■ **AIM**
Copy out the lines that include the word "arrow".

** begin **

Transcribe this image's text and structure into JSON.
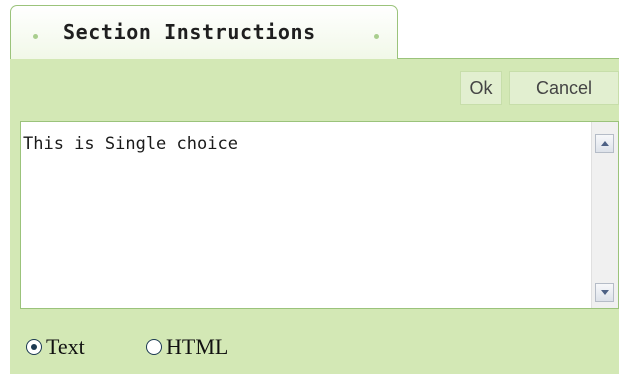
{
  "tab": {
    "title": "Section Instructions"
  },
  "toolbar": {
    "ok_label": "Ok",
    "cancel_label": "Cancel"
  },
  "editor": {
    "value": "This is Single choice"
  },
  "format": {
    "options": [
      {
        "label": "Text",
        "selected": true
      },
      {
        "label": "HTML",
        "selected": false
      }
    ]
  },
  "colors": {
    "panel_green": "#d3e8b5",
    "border_green": "#9bc37b",
    "button_bg": "#e2efd0"
  },
  "icons": {
    "tab_left": "dot-icon",
    "tab_right": "dot-icon",
    "scroll_up": "arrow-up-icon",
    "scroll_down": "arrow-down-icon"
  }
}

** end **

■ **EXPECTED ANSWER**
    "scroll_up": "arrow-up-icon",
    "scroll_down": "arrow-down-icon"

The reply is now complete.